§ **Written problem**:
Copy all the material that follows, keeping every character the same.
** start of Data lines **
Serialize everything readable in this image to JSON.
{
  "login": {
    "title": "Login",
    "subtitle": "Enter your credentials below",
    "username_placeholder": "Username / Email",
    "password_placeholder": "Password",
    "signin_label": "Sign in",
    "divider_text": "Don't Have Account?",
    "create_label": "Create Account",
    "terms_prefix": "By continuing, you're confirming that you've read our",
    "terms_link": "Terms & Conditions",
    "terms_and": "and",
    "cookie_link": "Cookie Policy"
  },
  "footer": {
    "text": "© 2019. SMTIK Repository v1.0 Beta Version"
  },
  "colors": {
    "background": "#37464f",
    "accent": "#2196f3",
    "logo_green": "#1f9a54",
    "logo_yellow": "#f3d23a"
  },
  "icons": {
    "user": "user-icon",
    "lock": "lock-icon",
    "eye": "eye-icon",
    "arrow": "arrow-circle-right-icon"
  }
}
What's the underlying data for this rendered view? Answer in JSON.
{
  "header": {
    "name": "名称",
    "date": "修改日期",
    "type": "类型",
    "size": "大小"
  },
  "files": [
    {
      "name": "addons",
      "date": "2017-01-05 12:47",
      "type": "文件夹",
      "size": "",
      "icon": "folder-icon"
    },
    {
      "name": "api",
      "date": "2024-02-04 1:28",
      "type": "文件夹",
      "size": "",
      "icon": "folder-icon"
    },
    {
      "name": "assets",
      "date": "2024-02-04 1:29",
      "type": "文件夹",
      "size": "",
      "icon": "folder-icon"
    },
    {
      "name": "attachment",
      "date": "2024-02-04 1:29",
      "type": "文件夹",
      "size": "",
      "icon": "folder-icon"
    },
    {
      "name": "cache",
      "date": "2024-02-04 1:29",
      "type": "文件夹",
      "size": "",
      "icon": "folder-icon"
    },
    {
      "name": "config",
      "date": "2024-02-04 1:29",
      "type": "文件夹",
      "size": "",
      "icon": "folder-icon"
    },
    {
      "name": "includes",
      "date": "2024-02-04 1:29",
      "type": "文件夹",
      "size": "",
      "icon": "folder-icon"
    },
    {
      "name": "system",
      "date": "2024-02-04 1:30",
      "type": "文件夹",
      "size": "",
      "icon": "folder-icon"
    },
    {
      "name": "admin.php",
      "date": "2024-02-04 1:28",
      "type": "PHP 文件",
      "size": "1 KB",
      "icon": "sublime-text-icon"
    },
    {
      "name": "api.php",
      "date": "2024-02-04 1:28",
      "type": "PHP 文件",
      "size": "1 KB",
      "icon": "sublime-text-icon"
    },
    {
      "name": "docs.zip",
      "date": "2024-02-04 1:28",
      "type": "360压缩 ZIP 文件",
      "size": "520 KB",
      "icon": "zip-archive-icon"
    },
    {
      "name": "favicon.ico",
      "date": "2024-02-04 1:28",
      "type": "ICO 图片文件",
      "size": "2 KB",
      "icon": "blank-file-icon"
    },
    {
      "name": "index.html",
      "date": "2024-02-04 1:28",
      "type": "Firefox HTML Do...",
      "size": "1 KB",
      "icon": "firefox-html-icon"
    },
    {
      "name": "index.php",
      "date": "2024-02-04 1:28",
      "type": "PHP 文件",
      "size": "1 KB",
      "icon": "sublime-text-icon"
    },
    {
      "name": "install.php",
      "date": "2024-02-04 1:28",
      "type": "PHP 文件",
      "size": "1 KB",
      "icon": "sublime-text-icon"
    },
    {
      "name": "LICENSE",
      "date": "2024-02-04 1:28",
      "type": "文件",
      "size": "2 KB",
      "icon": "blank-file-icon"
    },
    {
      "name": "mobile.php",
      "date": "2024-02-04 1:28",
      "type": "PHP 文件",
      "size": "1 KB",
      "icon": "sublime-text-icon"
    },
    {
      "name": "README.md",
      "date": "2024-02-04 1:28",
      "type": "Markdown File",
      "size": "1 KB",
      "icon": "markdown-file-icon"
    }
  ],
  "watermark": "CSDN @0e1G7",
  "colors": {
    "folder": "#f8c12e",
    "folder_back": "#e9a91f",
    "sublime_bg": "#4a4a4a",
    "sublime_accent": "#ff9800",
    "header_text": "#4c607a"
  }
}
** end of Data lines **
§ **Complete answer**:
Serialize everything readable in this image to JSON.
{
  "login": {
    "title": "Login",
    "subtitle": "Enter your credentials below",
    "username_placeholder": "Username / Email",
    "password_placeholder": "Password",
    "signin_label": "Sign in",
    "divider_text": "Don't Have Account?",
    "create_label": "Create Account",
    "terms_prefix": "By continuing, you're confirming that you've read our",
    "terms_link": "Terms & Conditions",
    "terms_and": "and",
    "cookie_link": "Cookie Policy"
  },
  "footer": {
    "text": "© 2019. SMTIK Repository v1.0 Beta Version"
  },
  "colors": {
    "background": "#37464f",
    "accent": "#2196f3",
    "logo_green": "#1f9a54",
    "logo_yellow": "#f3d23a"
  },
  "icons": {
    "user": "user-icon",
    "lock": "lock-icon",
    "eye": "eye-icon",
    "arrow": "arrow-circle-right-icon"
  }
}
What's the underlying data for this rendered view? Answer in JSON.
{
  "header": {
    "name": "名称",
    "date": "修改日期",
    "type": "类型",
    "size": "大小"
  },
  "files": [
    {
      "name": "addons",
      "date": "2017-01-05 12:47",
      "type": "文件夹",
      "size": "",
      "icon": "folder-icon"
    },
    {
      "name": "api",
      "date": "2024-02-04 1:28",
      "type": "文件夹",
      "size": "",
      "icon": "folder-icon"
    },
    {
      "name": "assets",
      "date": "2024-02-04 1:29",
      "type": "文件夹",
      "size": "",
      "icon": "folder-icon"
    },
    {
      "name": "attachment",
      "date": "2024-02-04 1:29",
      "type": "文件夹",
      "size": "",
      "icon": "folder-icon"
    },
    {
      "name": "cache",
      "date": "2024-02-04 1:29",
      "type": "文件夹",
      "size": "",
      "icon": "folder-icon"
    },
    {
      "name": "config",
      "date": "2024-02-04 1:29",
      "type": "文件夹",
      "size": "",
      "icon": "folder-icon"
    },
    {
      "name": "includes",
      "date": "2024-02-04 1:29",
      "type": "文件夹",
      "size": "",
      "icon": "folder-icon"
    },
    {
      "name": "system",
      "date": "2024-02-04 1:30",
      "type": "文件夹",
      "size": "",
      "icon": "folder-icon"
    },
    {
      "name": "admin.php",
      "date": "2024-02-04 1:28",
      "type": "PHP 文件",
      "size": "1 KB",
      "icon": "sublime-text-icon"
    },
    {
      "name": "api.php",
      "date": "2024-02-04 1:28",
      "type": "PHP 文件",
      "size": "1 KB",
      "icon": "sublime-text-icon"
    },
    {
      "name": "docs.zip",
      "date": "2024-02-04 1:28",
      "type": "360压缩 ZIP 文件",
      "size": "520 KB",
      "icon": "zip-archive-icon"
    },
    {
      "name": "favicon.ico",
      "date": "2024-02-04 1:28",
      "type": "ICO 图片文件",
      "size": "2 KB",
      "icon": "blank-file-icon"
    },
    {
      "name": "index.html",
      "date": "2024-02-04 1:28",
      "type": "Firefox HTML Do...",
      "size": "1 KB",
      "icon": "firefox-html-icon"
    },
    {
      "name": "index.php",
      "date": "2024-02-04 1:28",
      "type": "PHP 文件",
      "size": "1 KB",
      "icon": "sublime-text-icon"
    },
    {
      "name": "install.php",
      "date": "2024-02-04 1:28",
      "type": "PHP 文件",
      "size": "1 KB",
      "icon": "sublime-text-icon"
    },
    {
      "name": "LICENSE",
      "date": "2024-02-04 1:28",
      "type": "文件",
      "size": "2 KB",
      "icon": "blank-file-icon"
    },
    {
      "name": "mobile.php",
      "date": "2024-02-04 1:28",
      "type": "PHP 文件",
      "size": "1 KB",
      "icon": "sublime-text-icon"
    },
    {
      "name": "README.md",
      "date": "2024-02-04 1:28",
      "type": "Markdown File",
      "size": "1 KB",
      "icon": "markdown-file-icon"
    }
  ],
  "watermark": "CSDN @0e1G7",
  "colors": {
    "folder": "#f8c12e",
    "folder_back": "#e9a91f",
    "sublime_bg": "#4a4a4a",
    "sublime_accent": "#ff9800",
    "header_text": "#4c607a"
  }
}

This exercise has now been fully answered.